## RECORDS
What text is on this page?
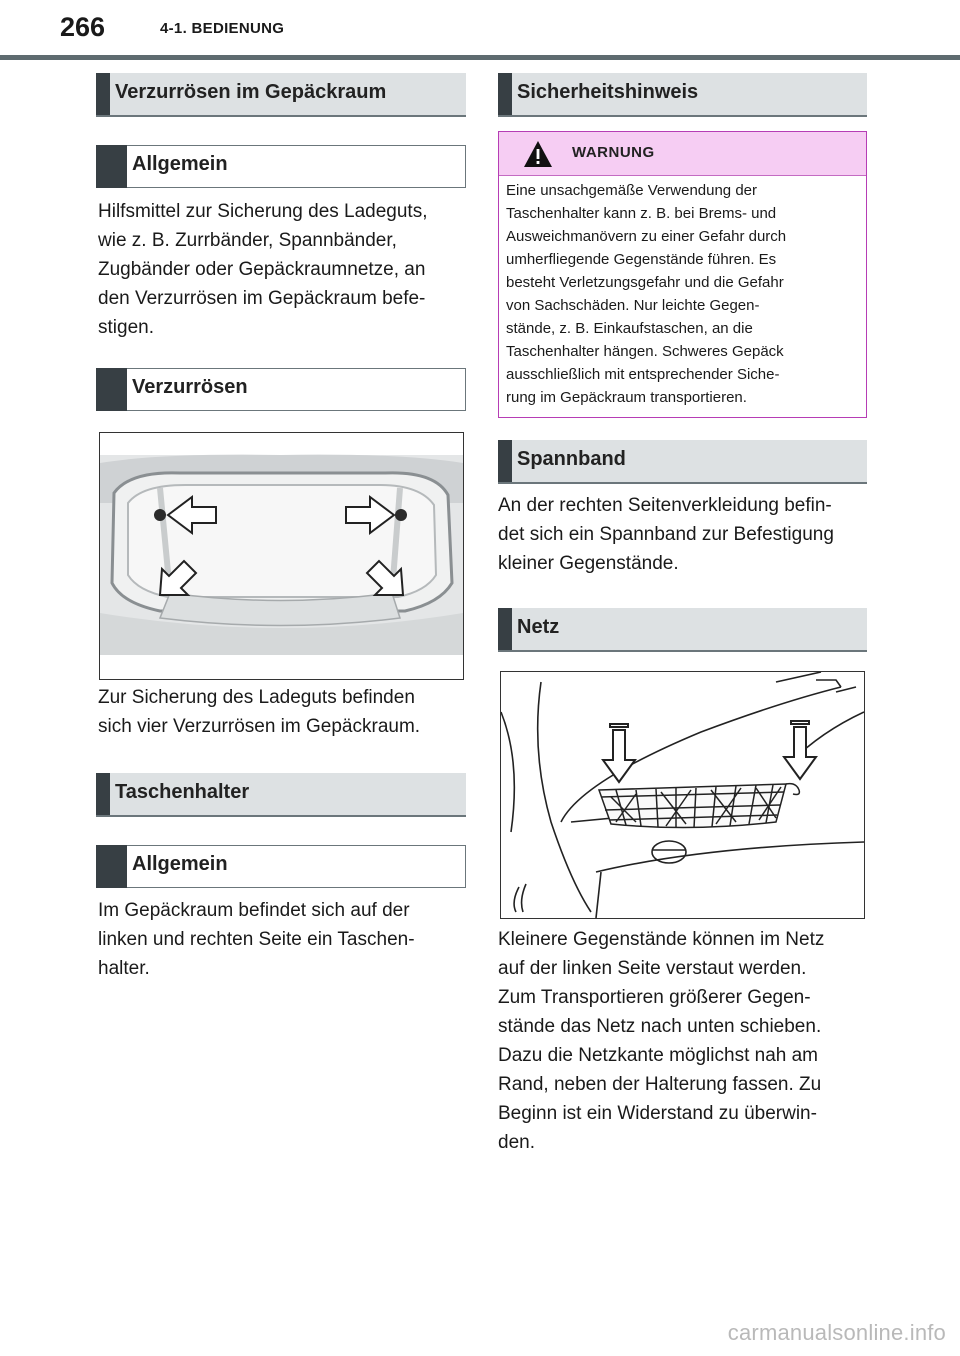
266	4-1. BEDIENUNG
Verzurrösen im Gepäckraum
Allgemein

Hilfsmittel zur Sicherung des Ladeguts,
wie z. B. Zurrbänder, Spannbänder,
Zugbänder oder Gepäckraumnetze, an
den Verzurrösen im Gepäckraum befe-
stigen.

Verzurrösen

Zur Sicherung des Ladeguts befinden
sich vier Verzurrösen im Gepäckraum.

Taschenhalter
Allgemein

Im Gepäckraum befindet sich auf der
linken und rechten Seite ein Taschen-
halter.

Sicherheitshinweis
WARNUNG

Eine unsachgemäße Verwendung der
Taschenhalter kann z. B. bei Brems- und
Ausweichmanövern zu einer Gefahr durch
umherfliegende Gegenstände führen. Es
besteht Verletzungsgefahr und die Gefahr
von Sachschäden. Nur leichte Gegen-
stände, z. B. Einkaufstaschen, an die
Taschenhalter hängen. Schweres Gepäck
ausschließlich mit entsprechender Siche-
rung im Gepäckraum transportieren.

Spannband

An der rechten Seitenverkleidung befin-
det sich ein Spannband zur Befestigung
kleiner Gegenstände.

Netz

Kleinere Gegenstände können im Netz
auf der linken Seite verstaut werden.
Zum Transportieren größerer Gegen-
stände das Netz nach unten schieben.
Dazu die Netzkante möglichst nah am
Rand, neben der Halterung fassen. Zu
Beginn ist ein Widerstand zu überwin-
den.

carmanualsonline.info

## YOUR TASK
Copy out each line exactly, without the pictures.

## SOLUTION
What text is on this page?
266	4-1. BEDIENUNG
Verzurrösen im Gepäckraum
Allgemein

Hilfsmittel zur Sicherung des Ladeguts,
wie z. B. Zurrbänder, Spannbänder,
Zugbänder oder Gepäckraumnetze, an
den Verzurrösen im Gepäckraum befe-
stigen.

Verzurrösen

Zur Sicherung des Ladeguts befinden
sich vier Verzurrösen im Gepäckraum.

Taschenhalter
Allgemein

Im Gepäckraum befindet sich auf der
linken und rechten Seite ein Taschen-
halter.

Sicherheitshinweis
WARNUNG

Eine unsachgemäße Verwendung der
Taschenhalter kann z. B. bei Brems- und
Ausweichmanövern zu einer Gefahr durch
umherfliegende Gegenstände führen. Es
besteht Verletzungsgefahr und die Gefahr
von Sachschäden. Nur leichte Gegen-
stände, z. B. Einkaufstaschen, an die
Taschenhalter hängen. Schweres Gepäck
ausschließlich mit entsprechender Siche-
rung im Gepäckraum transportieren.

Spannband

An der rechten Seitenverkleidung befin-
det sich ein Spannband zur Befestigung
kleiner Gegenstände.

Netz

Kleinere Gegenstände können im Netz
auf der linken Seite verstaut werden.
Zum Transportieren größerer Gegen-
stände das Netz nach unten schieben.
Dazu die Netzkante möglichst nah am
Rand, neben der Halterung fassen. Zu
Beginn ist ein Widerstand zu überwin-
den.

carmanualsonline.info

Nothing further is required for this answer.